== Material for this exercise ==
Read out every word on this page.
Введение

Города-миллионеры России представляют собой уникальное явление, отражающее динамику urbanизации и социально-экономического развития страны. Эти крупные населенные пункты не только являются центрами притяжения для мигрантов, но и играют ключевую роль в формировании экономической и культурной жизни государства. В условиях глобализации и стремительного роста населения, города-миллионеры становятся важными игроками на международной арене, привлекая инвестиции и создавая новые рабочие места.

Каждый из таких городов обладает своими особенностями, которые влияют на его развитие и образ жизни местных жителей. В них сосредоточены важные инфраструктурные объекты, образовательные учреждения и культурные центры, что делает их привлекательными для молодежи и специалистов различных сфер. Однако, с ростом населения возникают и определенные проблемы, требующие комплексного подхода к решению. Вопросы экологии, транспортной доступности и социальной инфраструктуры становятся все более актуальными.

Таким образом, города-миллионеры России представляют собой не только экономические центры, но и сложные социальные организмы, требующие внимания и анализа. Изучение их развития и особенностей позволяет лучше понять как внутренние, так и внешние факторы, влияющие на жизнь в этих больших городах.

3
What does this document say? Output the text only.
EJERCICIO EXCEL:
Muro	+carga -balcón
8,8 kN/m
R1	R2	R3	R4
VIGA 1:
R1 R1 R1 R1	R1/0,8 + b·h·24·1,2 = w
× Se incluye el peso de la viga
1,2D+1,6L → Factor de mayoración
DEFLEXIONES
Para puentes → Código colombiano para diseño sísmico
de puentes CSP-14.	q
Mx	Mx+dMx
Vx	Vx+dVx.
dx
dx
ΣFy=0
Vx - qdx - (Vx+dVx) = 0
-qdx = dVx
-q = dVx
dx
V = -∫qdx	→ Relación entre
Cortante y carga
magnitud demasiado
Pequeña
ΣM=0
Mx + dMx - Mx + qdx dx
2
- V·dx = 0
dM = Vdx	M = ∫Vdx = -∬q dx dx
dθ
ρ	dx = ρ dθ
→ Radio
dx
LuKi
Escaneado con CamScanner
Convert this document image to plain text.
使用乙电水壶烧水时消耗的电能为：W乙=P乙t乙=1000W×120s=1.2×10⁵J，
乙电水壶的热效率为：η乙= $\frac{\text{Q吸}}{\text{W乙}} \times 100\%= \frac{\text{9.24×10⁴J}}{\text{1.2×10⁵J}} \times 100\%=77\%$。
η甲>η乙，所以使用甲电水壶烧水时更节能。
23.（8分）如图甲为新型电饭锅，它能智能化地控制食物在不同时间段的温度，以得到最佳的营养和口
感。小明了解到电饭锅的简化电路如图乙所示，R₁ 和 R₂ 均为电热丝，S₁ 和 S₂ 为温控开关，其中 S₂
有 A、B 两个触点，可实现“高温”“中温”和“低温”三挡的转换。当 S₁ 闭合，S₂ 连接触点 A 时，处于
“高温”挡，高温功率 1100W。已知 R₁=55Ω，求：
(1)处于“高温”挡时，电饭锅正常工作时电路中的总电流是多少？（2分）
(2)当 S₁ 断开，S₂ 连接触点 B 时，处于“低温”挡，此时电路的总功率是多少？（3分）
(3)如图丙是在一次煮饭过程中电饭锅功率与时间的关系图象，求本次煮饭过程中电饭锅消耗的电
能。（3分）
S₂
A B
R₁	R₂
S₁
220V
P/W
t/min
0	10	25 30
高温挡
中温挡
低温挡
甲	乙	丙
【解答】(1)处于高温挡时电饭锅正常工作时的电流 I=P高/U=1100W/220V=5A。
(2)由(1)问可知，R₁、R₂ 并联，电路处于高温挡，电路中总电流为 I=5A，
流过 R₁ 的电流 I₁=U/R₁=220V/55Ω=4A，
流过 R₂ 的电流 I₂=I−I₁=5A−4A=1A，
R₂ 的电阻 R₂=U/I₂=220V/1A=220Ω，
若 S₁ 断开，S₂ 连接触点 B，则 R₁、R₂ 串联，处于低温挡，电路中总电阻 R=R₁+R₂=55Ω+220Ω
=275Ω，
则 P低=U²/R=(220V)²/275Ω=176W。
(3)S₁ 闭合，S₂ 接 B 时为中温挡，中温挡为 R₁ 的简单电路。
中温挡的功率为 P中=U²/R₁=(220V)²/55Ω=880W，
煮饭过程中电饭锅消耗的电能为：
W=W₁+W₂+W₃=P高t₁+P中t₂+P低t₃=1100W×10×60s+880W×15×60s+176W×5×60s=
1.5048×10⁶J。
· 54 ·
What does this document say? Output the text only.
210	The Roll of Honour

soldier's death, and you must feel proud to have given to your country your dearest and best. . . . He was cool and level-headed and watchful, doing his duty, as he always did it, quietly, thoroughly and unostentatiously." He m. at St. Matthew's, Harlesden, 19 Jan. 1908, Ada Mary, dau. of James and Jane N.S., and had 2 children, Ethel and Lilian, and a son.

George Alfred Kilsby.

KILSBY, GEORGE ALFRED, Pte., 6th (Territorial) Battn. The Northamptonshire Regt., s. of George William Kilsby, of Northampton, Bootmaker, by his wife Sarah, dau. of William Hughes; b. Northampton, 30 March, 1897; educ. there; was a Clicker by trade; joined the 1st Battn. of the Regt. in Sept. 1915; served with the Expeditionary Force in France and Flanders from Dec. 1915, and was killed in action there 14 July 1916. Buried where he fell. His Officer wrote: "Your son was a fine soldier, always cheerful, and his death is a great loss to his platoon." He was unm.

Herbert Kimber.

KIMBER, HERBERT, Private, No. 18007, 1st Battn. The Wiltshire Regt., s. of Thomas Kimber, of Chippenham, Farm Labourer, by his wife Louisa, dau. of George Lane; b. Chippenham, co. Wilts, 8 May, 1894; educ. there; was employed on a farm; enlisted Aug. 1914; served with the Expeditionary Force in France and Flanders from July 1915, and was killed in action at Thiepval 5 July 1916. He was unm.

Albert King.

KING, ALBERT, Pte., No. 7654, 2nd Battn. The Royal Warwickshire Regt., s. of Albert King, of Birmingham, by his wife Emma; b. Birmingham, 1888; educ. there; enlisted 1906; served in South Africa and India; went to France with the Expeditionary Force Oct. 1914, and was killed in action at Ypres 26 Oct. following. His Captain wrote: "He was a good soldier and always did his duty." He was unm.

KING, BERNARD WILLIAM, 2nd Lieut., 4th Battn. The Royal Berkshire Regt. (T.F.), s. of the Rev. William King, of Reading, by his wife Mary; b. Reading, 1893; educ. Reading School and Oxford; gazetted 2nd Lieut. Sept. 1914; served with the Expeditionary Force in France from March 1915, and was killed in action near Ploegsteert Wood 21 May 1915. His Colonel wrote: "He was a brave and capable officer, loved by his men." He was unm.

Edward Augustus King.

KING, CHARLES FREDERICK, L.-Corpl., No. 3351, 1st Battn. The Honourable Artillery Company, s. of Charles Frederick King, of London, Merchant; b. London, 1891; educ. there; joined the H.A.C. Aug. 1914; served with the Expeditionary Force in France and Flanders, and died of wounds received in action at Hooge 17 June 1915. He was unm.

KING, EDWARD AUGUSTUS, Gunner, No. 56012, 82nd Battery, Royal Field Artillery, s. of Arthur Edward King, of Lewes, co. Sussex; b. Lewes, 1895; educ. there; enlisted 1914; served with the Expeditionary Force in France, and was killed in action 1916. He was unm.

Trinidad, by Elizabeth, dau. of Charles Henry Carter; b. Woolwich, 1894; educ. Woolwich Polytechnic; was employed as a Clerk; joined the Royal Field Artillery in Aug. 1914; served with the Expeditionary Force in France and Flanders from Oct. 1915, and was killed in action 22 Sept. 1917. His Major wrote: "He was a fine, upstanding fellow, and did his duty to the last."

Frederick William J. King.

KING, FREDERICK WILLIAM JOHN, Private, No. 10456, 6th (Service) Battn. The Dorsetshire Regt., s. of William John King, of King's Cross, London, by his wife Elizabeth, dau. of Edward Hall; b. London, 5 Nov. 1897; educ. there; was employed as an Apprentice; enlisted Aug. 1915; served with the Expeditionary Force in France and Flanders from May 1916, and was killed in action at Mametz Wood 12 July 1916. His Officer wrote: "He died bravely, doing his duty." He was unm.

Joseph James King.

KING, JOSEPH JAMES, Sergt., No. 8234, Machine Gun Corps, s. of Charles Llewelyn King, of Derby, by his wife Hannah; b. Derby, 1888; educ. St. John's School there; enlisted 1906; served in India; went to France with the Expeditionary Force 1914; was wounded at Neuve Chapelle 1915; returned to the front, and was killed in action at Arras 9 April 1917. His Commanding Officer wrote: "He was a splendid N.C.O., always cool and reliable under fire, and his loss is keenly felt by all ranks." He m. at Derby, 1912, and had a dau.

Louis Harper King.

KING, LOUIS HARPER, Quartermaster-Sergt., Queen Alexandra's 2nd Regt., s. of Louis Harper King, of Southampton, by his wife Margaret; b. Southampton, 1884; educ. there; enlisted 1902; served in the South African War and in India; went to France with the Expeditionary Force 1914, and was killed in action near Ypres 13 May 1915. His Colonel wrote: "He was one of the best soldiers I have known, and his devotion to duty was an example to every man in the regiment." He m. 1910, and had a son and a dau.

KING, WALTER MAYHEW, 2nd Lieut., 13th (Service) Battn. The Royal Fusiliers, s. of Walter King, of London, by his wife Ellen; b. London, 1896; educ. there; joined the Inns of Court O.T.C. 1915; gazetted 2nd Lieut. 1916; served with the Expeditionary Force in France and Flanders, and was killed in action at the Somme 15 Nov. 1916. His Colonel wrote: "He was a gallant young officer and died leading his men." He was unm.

== Stated problem ==
Go through the data above and find the lines with the word "puentes". Copy each of those lines.

== Result of the task ==
Para puentes → Código colombiano para diseño sísmico
de puentes CSP-14.	q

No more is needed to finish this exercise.